**Extracted text**.
********************
# DIR-655 Router only gives me ~1/2 speed after FW update



## jaredudu (Nov 25, 2009)

I updated my router from the stock firmware to the latest one on Dlink's webpage. Everything works however my download/upload speed is less than half of what it was with the original firmware.

Does anyone have insight as to why this would occur?


----------



## wiak (Nov 25, 2009)

reset settings to default?, try tweak the firewall settings, turn off WISH and QoS and see if that helps
btw i havnt jumped ship to a newer firmware, my trusty DIR-655 A3 is running at 1.22 

what do you mean by download? bittorrent or FTP/HTTP?, it it the wireless to wired/wireless transfer? how fast is that?


----------



## jaredudu (Nov 25, 2009)

1.22 was the original firmware I had that worked well. The only downloads I have tested were through HTTP and a download accelerator. The connection im using is wireless but this is affecting all things running through the router such as the PS3.


----------



## VulkanBros (Nov 25, 2009)

The latest official FW is: 1.32 and is found here: 
ftp://ftp.dlink.com/Gateway/dir655/Firmware/

The latest BETA FW is: 1.32b09 and is found here: ftp://ftp.dlink.com/Gateway/dir655/Beta/Firmware/ 

I am running with the latest BETA as I want to use the USB port on the router as a shareport,
is locate´ed here: ftp://ftp.dlink.com/Gateway/dir655/Apps/

Works great as I am sharing a printer right now.....


----------



## jaredudu (Nov 25, 2009)
********************
(Source records)
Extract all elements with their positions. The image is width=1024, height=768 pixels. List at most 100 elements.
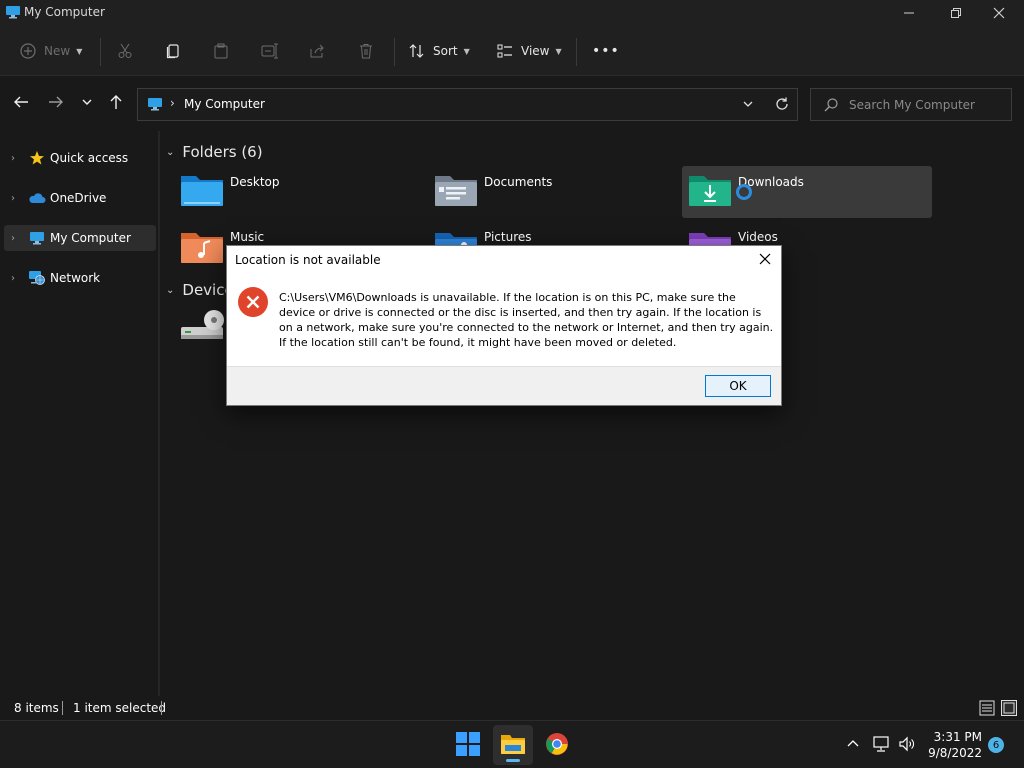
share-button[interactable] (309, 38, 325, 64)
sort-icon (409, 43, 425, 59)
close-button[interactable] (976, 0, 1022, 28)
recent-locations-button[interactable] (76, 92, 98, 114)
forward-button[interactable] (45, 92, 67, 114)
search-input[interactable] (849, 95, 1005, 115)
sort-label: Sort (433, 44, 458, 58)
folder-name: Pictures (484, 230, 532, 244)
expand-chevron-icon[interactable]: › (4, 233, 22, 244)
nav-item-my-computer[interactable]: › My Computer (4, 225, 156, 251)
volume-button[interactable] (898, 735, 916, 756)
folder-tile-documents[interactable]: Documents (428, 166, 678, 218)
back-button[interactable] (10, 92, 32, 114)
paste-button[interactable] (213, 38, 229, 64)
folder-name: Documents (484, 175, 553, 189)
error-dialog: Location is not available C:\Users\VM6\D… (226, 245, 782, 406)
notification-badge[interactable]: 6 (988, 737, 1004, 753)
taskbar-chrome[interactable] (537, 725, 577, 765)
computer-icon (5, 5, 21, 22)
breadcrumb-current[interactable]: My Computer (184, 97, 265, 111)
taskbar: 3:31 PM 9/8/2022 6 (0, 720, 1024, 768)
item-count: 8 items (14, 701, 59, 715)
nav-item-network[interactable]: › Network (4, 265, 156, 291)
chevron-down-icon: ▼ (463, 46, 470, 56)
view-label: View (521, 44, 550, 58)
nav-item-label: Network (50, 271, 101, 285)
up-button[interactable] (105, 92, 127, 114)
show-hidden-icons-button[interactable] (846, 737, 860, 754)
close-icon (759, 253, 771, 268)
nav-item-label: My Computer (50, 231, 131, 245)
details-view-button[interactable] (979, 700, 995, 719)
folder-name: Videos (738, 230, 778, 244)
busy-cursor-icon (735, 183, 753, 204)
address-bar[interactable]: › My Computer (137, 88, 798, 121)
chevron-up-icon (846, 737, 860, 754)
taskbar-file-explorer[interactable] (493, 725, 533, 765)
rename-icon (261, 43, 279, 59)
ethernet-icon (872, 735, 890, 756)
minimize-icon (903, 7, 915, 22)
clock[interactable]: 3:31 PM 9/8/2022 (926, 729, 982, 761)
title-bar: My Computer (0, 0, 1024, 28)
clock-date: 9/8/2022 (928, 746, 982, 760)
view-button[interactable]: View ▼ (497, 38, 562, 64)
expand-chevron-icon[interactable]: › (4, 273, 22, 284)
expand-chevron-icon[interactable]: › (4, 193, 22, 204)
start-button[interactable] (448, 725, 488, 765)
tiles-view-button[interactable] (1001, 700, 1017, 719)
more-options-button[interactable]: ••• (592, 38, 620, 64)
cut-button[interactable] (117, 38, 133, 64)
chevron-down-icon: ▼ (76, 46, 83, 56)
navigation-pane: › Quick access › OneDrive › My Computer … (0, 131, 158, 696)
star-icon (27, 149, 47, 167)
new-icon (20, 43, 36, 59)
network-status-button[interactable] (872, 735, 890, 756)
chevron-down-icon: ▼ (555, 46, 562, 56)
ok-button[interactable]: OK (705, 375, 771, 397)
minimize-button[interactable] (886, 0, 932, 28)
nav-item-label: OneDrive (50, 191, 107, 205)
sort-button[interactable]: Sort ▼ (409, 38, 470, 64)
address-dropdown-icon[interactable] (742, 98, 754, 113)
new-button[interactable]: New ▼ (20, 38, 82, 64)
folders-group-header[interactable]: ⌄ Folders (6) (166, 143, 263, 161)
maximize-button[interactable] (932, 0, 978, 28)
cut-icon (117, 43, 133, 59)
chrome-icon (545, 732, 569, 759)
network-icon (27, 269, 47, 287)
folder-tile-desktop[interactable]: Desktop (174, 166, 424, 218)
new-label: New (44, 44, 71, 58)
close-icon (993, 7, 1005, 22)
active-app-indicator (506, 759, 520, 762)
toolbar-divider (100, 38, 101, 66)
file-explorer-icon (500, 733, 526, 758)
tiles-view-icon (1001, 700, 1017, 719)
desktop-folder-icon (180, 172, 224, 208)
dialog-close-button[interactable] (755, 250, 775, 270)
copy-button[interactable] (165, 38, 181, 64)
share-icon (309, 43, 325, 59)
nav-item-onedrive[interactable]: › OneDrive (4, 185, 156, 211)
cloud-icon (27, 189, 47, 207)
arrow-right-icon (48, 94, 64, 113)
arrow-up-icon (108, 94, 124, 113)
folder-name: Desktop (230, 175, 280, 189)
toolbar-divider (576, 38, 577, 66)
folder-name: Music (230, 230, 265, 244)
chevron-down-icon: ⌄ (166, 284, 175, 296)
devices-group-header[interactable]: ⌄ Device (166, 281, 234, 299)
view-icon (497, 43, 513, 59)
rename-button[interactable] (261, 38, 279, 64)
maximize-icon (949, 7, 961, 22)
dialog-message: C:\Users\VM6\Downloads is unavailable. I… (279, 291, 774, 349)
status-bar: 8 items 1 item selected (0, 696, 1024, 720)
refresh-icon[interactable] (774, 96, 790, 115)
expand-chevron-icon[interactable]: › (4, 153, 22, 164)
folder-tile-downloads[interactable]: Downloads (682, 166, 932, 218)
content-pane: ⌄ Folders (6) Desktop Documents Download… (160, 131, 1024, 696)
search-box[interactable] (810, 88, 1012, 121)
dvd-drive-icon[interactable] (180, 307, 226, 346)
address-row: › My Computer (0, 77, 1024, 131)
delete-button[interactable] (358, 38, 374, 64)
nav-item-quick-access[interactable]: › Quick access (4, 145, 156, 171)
********************
**Challenges**.
**a)** Answer these questions using the DIR-655 forum thread.
(i) Which firmware version was the router running when it worked well?
(ii) What does the thread give as the latest official firmware version?
(iii) Why is VulkanBros running the latest beta firmware?
**b)** Translate this sentence from the DIR-655 forum thread into Spanish: "I updated my router from the stock firmware to the latest one on Dlink's webpage."
**c)** Carry on the DIR-655 forum thread from its last line.

**In response**.
**a)**
(i) 1.22
(ii) 1.32
(iii) VulkanBros wants to use the USB port on the router as a shareport.

**b)** Actualicé mi router del firmware de fábrica al más reciente de la página web de Dlink.

**c)**
The problem is I actually tried an older firmware update version several months ago and it gave me the same problems so I downgraded back to the stock firmware. Apparently you cant downgrade from the most recent firmware though so it appears as if im stuck here.


----------



## VulkanBros (Nov 25, 2009)

jaredudu said:


> The problem is I actually tried an older firmware update version several months ago and it gave me the same problems so I downgraded back to the stock firmware. Apparently you cant downgrade from the most recent firmware though so it appears as if im stuck here.



Right....after updating to a 1.3x you will not be able to go back.....

Here´s a good starting point: 
http://forums.dlink.com/index.php?PHPSESSID=e140eb235ea236814179389feae392d9&board=129.0


----------



## jaredudu (Nov 25, 2009)

Hm alright, I'll let this thread go for a bit longer before I make one there though.


----------



## jaredudu (Nov 25, 2009)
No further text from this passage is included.